Work instructions:
(1) In the comment thread about Rome's fall and immigration, list the peoples named in answer to the question of who fought in the Legions, patrolled the borders and built the aqueducts.
(2) According to the comment thread about Rome's fall and immigration, who enumerated some 210 putative causes for the fall of the Empire?
(3) Continue the comment thread about Rome's fall and immigration from its last sentence.

Passage shown:
════
Partying like it's 1859: let's break up families just like we did in the slave days!

In the 90s German historian Alexander Dermandt enumerated some 210 putative causes for the fall of the Empire ; and more have been posited since.

Off the top of my head : political turmoil and instability ; military over-expansion (which is bad when your economy is heavily based on tribute and plunder from conquests) ; patronage/factionalism within the military ; over-reliance on slave labour & attendant lack of paying jobs for the urban poor ; disruption of the food supply (see: political turmoil) ; debased currency ; completely mismatched imperial income/spending ; crumbling infrastructure ; repeated civil wars ; travel made unsafe due to banditry (see: lack of jobs & war veterans) ; epidemics… the so-called barbarian invasions might have eventually tipped the cart over, but it was rotting long before they ever came.

But sure, it was all because of damn dirty immigrants. And undocumented immigration from Mexico is 1:1 equivalent with Attila’s ride-by, obviously :rolleyes:.

BTW, Rome only became an Empire because it managed to assimilate and include so many people and cultures in the first place (that is, in fact, the definition of an empire). It often had to be dragged kicking and screaming into doing so because nativists are a plague everywhere, but hey. Who do you think fought in the Legions ? Who patrolled the borders, built the aqueducts ? Answer : North Africans, Gauls, Sarmatians, Dacians, Egyptians, Greeks… Hell, some Roman *Emperors *were North African !

Settle down, fellas. Kobal said there wasn’t a single case in the history of the world where letting in a vast number of immigrants unchecked, no matter the conditions, did anything other than improve the nation in question. I’m pretty sure it’s not a questions Emperor Valens damaged the Empire greatly by allowing the Visigoths to settle inside his borders. Rome achieved greatness by expanding, sure, but it rarely worked out well for them in the long run by letting in great swaths of people who considered themselves foreigners.

Attila’s “ride-by” has a greater similarity to the US fostering autocratic governments in Central America than it does with the resultant net immigration in both cases. Not that I’m trying to suggest that Emperor Donald is going to die in battle leading his armies against the brown hordes on the plains of Arizona.

I think it is disingenuous to write that it’s trumps policy to separate children from their families. Trumps policy change was to prosecute illegal crossings whereas the previous mode was to look the other way (some of the time). When you arrest adults they are put in adult jail, their kids aren’t allowed to come with, nor would you want them to be. This separation would happen whether these were immigrants or fifth generation citizens.

This might seem like nitpicking to some, but it is important. If you want to be taken seriously and have objective, logical discussion, don’t play word games to impart intentional emotional bias.
════
Listing:
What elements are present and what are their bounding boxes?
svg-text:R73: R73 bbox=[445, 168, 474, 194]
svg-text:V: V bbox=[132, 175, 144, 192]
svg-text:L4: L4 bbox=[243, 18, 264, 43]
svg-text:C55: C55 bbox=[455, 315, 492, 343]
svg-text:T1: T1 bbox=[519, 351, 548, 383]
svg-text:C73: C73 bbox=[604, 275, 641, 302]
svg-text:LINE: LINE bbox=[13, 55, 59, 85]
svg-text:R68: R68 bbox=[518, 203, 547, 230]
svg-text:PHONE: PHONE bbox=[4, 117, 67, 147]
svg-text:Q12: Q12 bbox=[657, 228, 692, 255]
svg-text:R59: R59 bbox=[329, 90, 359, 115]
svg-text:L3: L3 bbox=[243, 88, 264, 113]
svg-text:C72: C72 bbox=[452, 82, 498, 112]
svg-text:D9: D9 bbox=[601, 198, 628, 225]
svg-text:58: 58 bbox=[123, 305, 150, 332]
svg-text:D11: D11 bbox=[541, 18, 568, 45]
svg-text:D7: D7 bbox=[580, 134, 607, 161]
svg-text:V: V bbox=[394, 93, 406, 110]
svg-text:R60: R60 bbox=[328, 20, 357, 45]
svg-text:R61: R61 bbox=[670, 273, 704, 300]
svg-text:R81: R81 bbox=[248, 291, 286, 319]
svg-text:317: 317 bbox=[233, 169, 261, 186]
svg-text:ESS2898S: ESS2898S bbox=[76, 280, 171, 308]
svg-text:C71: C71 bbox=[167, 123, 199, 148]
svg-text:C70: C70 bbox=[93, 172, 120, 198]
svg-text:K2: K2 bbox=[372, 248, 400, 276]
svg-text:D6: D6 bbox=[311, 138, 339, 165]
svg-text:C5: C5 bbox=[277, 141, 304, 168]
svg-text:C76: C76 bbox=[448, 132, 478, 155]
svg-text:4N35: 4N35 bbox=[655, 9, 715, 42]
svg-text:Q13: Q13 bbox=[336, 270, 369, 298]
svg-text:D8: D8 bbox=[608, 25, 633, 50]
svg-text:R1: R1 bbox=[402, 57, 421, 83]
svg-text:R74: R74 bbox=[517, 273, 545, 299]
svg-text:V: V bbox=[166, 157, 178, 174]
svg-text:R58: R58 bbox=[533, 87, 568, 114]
════
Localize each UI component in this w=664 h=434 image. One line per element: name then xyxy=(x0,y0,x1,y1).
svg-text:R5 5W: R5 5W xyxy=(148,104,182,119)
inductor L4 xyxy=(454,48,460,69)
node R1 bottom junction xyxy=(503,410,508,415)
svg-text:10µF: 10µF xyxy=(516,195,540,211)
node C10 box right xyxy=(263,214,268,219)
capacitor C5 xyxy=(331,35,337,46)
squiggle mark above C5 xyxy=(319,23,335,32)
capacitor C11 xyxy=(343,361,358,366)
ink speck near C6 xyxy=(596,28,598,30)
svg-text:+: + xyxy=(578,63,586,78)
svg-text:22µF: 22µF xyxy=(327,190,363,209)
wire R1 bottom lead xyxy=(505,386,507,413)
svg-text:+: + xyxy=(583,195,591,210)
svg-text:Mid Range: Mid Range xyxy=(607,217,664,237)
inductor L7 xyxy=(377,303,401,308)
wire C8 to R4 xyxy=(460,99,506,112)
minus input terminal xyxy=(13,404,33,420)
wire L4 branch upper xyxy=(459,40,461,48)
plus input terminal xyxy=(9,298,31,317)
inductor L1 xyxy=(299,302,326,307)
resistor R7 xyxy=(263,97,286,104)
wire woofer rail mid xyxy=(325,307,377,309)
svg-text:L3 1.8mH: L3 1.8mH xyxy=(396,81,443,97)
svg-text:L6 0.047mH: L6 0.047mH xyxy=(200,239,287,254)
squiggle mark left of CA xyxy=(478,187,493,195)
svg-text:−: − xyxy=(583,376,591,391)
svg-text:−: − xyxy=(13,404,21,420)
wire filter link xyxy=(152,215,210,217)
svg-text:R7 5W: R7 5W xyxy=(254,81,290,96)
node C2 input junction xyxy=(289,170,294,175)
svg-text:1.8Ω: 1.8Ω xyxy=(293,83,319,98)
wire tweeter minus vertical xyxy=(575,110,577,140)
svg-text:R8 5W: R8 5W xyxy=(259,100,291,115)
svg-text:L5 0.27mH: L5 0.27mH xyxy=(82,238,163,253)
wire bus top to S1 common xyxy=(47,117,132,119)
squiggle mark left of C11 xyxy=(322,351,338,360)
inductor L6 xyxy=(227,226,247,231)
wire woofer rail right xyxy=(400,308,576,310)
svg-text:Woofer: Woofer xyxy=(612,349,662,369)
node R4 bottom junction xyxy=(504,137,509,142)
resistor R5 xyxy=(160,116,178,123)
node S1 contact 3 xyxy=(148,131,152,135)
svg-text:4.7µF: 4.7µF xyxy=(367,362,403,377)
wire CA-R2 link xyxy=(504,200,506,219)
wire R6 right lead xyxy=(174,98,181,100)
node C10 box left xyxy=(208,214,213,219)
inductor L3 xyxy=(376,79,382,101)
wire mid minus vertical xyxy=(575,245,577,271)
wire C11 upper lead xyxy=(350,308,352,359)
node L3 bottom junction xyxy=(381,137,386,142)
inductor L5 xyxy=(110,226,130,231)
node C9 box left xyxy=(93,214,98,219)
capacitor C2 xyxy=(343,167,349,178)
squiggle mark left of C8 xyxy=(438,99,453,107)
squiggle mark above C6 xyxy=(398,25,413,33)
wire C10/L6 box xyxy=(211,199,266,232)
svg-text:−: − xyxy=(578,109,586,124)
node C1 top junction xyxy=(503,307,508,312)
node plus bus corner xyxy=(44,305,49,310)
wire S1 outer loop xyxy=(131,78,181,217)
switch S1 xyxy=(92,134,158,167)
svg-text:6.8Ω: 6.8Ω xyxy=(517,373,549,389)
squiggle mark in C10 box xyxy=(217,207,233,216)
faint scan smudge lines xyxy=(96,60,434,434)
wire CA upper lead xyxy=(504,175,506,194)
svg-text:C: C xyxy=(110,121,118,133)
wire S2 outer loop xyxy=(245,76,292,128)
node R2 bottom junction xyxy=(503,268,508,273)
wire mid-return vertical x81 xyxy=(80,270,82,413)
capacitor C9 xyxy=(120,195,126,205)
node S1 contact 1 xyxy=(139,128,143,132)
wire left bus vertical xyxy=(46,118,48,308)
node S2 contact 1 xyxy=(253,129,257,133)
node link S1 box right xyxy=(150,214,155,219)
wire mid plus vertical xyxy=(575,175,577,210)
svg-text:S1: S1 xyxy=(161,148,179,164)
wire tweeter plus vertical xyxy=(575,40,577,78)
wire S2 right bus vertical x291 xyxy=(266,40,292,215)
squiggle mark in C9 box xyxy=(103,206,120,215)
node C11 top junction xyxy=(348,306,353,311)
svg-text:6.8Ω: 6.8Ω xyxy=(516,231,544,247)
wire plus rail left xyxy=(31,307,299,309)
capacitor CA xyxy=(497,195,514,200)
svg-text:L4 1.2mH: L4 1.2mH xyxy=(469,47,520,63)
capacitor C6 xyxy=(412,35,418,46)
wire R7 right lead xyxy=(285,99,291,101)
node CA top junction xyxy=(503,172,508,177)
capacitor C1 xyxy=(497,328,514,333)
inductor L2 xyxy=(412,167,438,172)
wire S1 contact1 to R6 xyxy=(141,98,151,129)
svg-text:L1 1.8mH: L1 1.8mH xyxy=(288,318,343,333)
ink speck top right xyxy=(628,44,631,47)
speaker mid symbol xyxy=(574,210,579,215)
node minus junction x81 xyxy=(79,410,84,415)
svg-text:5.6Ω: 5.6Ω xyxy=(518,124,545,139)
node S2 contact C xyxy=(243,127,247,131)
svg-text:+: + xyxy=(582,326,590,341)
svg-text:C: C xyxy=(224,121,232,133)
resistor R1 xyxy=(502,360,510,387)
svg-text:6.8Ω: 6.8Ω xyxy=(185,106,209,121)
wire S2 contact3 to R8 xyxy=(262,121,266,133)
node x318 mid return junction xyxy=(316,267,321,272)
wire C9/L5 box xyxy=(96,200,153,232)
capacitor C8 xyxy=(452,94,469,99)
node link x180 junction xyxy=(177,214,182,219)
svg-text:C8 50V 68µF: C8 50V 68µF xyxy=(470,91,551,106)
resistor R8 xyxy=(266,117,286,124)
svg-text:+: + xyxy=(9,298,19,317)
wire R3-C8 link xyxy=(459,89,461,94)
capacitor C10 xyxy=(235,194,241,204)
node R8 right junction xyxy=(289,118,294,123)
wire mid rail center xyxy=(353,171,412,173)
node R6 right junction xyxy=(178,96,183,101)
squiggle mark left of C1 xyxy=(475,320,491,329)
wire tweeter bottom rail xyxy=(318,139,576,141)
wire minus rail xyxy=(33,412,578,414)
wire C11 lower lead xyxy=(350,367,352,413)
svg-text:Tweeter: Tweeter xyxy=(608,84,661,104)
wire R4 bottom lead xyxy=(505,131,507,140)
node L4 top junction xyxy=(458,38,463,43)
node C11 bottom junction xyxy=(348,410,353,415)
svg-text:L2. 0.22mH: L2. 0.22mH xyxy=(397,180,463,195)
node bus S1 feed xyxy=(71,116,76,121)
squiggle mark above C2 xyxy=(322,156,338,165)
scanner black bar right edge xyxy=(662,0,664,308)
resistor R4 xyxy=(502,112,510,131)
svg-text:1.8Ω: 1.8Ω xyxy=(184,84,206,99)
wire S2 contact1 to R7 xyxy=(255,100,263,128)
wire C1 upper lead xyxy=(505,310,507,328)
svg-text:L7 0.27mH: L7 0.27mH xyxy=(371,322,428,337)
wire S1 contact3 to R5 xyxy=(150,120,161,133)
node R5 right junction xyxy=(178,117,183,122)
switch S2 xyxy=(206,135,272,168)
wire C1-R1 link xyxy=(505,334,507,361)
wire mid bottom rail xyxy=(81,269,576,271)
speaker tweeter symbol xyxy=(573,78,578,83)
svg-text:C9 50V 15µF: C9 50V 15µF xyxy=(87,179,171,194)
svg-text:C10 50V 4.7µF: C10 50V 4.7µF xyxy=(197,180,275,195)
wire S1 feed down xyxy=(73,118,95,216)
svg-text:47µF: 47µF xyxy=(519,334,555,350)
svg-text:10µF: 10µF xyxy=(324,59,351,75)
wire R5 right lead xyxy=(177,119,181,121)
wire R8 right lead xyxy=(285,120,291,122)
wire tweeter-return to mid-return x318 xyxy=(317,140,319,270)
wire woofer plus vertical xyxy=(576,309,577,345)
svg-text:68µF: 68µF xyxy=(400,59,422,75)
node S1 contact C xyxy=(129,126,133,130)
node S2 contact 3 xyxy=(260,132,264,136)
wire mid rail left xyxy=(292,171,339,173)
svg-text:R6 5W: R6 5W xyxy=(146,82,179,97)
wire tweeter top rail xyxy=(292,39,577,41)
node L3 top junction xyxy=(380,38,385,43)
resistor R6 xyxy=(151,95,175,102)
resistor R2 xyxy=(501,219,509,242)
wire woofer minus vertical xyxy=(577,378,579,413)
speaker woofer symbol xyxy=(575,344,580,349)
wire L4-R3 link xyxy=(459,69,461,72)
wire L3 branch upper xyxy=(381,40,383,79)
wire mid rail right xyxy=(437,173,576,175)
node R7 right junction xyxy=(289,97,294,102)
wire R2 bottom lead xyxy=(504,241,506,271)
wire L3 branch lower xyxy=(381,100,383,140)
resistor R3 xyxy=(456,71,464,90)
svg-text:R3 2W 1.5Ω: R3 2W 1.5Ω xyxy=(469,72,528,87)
════
Written responses:
(1) North Africans, Gauls, Sarmatians, Dacians, Egyptians, Greeks

(2) The German historian Alexander Dermandt, in the 90s.

(3)
Yes and no. I mean, he did what other princes had done before, and it had worked out fine for them - with the Franks, the Vandals, the Alans (and much later would work with the Vikings in Northern France)… The truth is, nobody really knows why the Visigoths broke off the accords between them and Rome. But, again, it’s not like they acted in a vacuum.

In the long run Rome built a state that conquered or purchased the (then, by them) known world and lasted some 2300 years (from Romulus and Remus to Manzikert) and built stuff that is still in use today.

I think, on the whole, they did kind of OK for a bunch of iron age idiots living out of a swamp :D.

I… whut ?

More’s the pity. But then I don’t think he could pull off a muscle cuirass.
…And now I really want to see that, damn it all.

Thanks, I didn’t catch what RTFireFly’s sarcasm was referring to. Now I can stop futilely trying to “be balanced” on the issue. :slight_smile:

But some of them, I assume, are good people.

I would say letting the Vikings settle in Normandy was another example of inviting foreigners in and not having it work out in the long run. I suppose it worked out fairly decently for the few centuries, but that Hundred Year’s War was a real pisser for the French monarchy.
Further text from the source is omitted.